* begin DATA FOR THIS EXERCISE *
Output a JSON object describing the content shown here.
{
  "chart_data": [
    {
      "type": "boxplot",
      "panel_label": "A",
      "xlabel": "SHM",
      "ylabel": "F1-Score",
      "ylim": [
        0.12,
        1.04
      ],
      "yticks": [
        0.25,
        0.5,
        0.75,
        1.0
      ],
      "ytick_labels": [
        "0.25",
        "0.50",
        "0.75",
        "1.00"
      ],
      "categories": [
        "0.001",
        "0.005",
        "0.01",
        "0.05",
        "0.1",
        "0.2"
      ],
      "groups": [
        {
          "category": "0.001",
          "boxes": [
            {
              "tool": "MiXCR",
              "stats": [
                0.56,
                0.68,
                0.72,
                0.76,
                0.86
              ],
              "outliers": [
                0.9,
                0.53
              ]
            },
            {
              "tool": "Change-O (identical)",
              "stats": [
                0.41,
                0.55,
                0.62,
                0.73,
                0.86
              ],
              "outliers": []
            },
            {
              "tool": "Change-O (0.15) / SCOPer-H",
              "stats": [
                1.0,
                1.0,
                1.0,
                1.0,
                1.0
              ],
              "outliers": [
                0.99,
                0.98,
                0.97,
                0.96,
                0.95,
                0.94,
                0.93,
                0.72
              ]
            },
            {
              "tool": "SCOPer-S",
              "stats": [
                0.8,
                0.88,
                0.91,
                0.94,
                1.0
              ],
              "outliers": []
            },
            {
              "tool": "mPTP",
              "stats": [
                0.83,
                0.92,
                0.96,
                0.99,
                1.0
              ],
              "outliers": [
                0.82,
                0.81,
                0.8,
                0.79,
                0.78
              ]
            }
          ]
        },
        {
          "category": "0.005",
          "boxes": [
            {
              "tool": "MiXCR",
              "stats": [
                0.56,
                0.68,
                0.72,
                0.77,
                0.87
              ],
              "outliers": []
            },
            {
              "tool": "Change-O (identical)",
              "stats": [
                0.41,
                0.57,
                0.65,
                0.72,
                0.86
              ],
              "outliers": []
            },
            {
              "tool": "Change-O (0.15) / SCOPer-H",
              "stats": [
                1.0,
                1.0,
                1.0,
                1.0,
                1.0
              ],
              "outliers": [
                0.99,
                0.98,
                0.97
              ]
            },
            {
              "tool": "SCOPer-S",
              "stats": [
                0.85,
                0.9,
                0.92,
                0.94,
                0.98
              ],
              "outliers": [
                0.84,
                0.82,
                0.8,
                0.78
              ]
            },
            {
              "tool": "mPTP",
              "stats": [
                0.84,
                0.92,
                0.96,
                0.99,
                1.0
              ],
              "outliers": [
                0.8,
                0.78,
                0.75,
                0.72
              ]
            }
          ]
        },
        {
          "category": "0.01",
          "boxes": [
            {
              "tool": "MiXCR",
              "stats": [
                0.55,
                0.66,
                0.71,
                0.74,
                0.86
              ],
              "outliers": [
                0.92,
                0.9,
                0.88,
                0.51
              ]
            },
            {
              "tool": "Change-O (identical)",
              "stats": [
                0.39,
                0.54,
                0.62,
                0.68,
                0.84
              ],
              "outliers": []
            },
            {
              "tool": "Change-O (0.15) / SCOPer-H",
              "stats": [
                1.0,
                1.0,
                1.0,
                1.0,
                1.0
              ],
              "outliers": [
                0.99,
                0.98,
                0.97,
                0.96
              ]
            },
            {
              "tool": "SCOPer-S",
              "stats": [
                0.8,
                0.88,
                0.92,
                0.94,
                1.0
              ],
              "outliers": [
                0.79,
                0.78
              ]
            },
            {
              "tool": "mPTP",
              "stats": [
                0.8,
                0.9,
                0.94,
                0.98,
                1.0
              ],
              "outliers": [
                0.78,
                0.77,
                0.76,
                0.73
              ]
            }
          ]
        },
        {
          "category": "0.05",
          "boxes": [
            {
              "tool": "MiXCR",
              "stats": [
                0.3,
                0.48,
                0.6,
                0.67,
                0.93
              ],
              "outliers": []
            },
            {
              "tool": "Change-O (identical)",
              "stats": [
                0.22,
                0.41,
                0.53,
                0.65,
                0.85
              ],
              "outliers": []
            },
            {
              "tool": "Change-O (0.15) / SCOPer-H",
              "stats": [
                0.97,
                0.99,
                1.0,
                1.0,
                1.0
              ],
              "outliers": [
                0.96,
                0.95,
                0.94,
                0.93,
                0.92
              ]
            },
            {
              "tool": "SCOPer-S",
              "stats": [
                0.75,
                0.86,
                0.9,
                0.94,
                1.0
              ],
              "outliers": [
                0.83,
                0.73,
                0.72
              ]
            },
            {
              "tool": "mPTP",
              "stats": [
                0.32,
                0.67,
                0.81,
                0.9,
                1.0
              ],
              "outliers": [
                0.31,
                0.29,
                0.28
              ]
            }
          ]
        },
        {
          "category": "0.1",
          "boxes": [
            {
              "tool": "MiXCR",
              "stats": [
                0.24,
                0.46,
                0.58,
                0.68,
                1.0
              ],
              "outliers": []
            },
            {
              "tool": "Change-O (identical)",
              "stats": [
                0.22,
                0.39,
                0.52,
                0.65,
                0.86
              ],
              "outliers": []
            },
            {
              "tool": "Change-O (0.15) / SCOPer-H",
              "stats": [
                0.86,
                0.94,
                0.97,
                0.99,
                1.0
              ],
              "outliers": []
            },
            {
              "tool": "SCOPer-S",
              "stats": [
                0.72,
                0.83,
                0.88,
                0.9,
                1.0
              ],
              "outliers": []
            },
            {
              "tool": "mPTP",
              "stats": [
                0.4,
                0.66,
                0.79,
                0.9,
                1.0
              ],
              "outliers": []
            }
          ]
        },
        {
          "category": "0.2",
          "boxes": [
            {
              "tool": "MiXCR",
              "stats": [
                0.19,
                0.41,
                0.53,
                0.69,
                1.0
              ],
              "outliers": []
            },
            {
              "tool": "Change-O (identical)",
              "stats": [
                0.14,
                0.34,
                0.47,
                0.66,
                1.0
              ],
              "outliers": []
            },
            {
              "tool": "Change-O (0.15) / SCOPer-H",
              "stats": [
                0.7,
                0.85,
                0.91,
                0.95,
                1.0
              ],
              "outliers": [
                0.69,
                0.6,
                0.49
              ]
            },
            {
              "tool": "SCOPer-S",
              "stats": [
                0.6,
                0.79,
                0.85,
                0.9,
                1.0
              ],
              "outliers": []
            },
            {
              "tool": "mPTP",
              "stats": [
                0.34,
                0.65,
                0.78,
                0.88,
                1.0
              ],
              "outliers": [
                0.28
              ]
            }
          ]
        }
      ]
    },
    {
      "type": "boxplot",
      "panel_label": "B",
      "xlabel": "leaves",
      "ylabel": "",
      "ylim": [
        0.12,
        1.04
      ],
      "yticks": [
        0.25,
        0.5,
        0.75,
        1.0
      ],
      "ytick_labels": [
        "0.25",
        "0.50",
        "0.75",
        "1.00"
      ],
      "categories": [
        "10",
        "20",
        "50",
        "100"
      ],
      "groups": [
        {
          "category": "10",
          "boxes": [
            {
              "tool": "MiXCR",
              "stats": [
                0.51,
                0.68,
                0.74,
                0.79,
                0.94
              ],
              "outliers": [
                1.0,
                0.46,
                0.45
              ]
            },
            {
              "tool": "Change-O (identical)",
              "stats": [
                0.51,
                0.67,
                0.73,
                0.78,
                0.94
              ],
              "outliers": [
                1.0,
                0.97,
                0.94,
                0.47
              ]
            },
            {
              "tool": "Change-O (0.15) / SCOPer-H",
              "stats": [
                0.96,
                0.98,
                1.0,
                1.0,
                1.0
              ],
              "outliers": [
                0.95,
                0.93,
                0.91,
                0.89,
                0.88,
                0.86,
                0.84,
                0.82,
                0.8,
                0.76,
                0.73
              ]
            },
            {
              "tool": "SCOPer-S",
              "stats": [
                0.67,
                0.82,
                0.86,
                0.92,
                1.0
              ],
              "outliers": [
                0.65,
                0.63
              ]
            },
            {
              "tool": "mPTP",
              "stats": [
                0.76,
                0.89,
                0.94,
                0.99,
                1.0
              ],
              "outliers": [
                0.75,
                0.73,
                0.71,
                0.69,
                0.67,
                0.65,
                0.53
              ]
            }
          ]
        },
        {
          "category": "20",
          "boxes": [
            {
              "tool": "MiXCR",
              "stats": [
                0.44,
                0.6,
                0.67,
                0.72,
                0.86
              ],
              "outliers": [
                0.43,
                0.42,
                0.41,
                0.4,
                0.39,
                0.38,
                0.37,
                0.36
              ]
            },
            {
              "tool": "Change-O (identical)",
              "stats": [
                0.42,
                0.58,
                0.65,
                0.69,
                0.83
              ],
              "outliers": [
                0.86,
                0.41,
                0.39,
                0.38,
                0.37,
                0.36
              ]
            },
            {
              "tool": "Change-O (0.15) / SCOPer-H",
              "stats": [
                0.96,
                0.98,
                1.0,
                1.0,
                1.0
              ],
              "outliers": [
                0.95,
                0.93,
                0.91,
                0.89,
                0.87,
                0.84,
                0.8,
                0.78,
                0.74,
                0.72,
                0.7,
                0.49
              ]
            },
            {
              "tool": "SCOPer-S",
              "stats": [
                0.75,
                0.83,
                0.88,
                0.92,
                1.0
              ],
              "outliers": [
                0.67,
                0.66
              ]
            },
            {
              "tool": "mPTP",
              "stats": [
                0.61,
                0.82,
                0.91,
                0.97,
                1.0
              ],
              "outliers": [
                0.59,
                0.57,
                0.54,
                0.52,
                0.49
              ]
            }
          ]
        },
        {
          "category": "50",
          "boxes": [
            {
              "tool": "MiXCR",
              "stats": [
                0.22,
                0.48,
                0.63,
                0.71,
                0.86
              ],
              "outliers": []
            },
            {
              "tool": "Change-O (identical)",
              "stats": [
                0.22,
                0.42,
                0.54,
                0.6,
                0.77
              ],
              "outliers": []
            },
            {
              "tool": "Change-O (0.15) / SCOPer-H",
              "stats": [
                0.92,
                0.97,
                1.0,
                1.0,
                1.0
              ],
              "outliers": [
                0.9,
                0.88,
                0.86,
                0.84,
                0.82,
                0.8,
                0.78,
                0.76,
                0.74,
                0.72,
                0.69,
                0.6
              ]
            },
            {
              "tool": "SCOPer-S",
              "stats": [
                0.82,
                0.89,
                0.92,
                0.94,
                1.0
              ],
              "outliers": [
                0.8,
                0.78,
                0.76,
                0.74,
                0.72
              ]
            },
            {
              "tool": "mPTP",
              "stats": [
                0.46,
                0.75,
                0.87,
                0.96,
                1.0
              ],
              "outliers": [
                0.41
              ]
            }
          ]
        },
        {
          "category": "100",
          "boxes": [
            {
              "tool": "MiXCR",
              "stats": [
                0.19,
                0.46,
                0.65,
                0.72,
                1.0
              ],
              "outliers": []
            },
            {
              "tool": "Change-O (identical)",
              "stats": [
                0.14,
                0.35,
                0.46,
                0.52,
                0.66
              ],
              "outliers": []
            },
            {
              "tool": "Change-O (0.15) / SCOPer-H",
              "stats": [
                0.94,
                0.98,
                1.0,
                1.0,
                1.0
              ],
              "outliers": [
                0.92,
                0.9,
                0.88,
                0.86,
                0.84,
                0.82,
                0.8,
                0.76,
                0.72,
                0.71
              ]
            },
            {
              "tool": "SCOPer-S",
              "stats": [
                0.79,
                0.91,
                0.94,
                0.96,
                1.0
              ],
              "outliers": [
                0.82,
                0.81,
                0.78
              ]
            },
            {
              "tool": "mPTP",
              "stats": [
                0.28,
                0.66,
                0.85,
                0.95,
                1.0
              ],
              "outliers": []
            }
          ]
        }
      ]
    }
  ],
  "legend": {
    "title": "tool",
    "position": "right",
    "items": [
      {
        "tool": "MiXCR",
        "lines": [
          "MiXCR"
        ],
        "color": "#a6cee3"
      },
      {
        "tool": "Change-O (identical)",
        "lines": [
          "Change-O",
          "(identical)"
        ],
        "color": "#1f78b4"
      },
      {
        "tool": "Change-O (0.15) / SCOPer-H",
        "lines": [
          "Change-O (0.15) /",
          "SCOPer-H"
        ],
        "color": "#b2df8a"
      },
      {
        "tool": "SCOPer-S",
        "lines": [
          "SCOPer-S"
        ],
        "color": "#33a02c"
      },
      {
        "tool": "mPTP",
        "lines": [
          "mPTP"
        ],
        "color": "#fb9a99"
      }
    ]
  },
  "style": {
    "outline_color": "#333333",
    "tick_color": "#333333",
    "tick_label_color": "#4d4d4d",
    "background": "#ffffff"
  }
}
* end DATA FOR THIS EXERCISE *
YOUR INSTRUCTIONS →
Check each line of these records for the string "category" and state only how many lines have it.

OUTPUT OF THE TASK →
10